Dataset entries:

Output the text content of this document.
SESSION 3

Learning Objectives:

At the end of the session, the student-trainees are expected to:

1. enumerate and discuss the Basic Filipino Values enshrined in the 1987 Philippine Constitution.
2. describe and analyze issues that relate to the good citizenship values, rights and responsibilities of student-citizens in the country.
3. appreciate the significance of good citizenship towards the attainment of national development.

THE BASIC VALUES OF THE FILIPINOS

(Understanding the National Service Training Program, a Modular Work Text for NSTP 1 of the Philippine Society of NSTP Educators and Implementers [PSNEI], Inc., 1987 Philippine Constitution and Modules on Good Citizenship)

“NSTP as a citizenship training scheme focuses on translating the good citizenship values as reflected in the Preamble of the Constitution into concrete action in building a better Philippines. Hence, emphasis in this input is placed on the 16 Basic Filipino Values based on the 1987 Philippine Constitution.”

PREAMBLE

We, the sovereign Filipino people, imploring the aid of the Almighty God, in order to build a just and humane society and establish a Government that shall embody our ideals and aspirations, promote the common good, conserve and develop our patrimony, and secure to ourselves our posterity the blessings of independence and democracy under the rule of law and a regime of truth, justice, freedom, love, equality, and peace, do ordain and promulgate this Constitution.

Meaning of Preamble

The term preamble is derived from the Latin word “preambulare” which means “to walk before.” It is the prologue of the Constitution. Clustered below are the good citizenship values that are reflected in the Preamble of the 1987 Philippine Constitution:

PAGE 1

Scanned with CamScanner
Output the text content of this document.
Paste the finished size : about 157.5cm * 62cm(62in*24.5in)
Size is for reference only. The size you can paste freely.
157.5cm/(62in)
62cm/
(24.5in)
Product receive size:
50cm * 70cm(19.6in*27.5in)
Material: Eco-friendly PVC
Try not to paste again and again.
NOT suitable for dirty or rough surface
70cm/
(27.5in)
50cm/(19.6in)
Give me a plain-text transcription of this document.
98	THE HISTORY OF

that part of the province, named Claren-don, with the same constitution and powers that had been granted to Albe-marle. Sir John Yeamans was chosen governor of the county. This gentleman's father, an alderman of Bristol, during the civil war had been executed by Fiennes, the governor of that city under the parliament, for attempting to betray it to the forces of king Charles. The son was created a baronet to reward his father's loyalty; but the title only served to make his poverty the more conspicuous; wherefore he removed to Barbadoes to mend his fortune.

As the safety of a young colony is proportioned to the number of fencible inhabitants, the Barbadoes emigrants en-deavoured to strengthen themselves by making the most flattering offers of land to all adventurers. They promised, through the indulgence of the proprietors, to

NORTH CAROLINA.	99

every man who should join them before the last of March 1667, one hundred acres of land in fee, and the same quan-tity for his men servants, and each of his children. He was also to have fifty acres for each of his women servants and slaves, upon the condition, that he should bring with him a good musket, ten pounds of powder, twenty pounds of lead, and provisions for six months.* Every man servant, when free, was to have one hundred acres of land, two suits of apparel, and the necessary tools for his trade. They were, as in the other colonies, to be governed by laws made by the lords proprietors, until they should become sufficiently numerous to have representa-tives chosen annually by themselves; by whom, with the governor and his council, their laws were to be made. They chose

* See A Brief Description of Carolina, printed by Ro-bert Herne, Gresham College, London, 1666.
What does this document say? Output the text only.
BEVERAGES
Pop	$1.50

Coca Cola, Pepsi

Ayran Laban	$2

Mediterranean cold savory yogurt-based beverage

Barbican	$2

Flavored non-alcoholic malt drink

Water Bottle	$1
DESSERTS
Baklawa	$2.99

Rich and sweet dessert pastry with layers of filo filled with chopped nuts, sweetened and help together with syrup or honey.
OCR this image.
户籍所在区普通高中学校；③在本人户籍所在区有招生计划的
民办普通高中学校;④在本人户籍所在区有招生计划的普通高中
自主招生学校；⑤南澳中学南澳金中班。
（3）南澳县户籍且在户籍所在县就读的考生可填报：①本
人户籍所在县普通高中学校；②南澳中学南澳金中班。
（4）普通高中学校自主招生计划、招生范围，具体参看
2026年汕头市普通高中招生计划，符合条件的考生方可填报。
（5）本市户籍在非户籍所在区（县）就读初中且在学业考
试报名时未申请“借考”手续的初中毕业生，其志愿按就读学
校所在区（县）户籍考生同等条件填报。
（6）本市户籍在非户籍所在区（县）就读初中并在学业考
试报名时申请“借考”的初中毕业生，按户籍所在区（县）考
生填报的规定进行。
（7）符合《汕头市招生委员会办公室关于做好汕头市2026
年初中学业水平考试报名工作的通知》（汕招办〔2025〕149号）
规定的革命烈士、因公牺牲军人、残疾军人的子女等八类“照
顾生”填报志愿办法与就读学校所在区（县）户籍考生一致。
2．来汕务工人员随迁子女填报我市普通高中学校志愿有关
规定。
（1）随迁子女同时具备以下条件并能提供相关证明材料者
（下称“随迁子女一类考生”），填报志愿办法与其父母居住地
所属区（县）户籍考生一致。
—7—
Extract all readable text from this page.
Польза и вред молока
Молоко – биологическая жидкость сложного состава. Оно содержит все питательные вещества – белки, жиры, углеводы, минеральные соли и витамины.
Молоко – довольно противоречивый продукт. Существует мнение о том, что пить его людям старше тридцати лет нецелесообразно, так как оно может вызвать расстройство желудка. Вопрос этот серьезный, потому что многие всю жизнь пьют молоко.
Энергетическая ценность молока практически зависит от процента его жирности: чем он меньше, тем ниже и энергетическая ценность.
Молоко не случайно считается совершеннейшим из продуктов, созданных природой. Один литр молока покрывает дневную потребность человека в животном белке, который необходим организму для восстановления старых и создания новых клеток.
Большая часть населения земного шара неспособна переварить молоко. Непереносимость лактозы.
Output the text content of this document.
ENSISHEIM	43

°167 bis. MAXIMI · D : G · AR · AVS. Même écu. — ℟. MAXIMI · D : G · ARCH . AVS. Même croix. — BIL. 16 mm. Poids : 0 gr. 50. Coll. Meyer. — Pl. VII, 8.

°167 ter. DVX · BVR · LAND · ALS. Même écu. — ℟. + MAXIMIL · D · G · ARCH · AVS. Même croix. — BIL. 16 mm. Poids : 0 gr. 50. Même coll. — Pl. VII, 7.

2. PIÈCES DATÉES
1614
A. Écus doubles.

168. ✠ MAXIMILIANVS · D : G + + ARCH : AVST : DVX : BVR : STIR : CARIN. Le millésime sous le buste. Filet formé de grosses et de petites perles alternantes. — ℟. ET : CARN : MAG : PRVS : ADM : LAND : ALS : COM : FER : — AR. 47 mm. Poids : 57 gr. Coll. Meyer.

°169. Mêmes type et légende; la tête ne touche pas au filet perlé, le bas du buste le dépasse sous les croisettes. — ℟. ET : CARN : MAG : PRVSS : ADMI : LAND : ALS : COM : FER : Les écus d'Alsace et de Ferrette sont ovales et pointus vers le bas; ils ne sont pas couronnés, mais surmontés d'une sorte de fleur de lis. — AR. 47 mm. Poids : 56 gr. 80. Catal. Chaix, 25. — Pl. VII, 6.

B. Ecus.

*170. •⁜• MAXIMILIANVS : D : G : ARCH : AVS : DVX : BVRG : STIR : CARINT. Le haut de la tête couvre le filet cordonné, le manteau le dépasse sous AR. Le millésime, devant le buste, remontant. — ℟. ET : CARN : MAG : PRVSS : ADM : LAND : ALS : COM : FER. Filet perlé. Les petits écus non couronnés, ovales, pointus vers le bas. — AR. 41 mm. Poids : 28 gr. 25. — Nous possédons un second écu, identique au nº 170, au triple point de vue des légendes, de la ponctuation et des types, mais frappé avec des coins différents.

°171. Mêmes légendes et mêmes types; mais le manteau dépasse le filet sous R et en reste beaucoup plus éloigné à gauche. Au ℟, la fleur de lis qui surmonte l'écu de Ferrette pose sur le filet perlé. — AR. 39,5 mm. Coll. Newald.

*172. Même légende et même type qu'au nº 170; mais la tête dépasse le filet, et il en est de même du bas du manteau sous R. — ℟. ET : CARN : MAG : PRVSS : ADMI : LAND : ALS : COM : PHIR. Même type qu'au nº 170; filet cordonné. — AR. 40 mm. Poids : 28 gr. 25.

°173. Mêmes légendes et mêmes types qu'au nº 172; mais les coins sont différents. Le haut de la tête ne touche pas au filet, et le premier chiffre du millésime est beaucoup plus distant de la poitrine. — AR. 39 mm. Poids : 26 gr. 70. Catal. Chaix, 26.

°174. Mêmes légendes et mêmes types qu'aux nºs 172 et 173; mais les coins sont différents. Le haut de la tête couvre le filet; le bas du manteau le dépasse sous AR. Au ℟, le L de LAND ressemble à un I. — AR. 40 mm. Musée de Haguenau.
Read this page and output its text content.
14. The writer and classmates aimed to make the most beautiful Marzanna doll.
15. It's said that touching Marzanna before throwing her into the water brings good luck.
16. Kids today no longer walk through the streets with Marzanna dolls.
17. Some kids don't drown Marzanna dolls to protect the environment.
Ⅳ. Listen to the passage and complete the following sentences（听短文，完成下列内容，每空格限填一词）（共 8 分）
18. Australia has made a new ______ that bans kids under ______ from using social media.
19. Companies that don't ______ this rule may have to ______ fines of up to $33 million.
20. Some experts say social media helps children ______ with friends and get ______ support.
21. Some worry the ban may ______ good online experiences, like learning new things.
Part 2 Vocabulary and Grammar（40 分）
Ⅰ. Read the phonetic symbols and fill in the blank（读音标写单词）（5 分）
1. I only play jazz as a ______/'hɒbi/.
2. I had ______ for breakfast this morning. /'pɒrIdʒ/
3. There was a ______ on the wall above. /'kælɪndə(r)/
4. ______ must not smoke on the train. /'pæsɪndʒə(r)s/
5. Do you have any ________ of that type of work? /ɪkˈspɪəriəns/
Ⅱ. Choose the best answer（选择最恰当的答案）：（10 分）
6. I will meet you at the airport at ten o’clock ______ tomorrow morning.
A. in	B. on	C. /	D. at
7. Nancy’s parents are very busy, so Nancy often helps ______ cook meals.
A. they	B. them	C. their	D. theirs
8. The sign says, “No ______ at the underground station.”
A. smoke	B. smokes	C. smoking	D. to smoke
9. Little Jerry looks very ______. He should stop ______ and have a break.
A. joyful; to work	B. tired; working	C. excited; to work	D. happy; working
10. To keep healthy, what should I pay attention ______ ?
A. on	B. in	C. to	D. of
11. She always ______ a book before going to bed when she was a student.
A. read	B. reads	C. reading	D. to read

## Exercise aim
Copy each line above containing the string "dolls".

## Final answer
16. Kids today no longer walk through the streets with Marzanna dolls.
17. Some kids don't drown Marzanna dolls to protect the environment.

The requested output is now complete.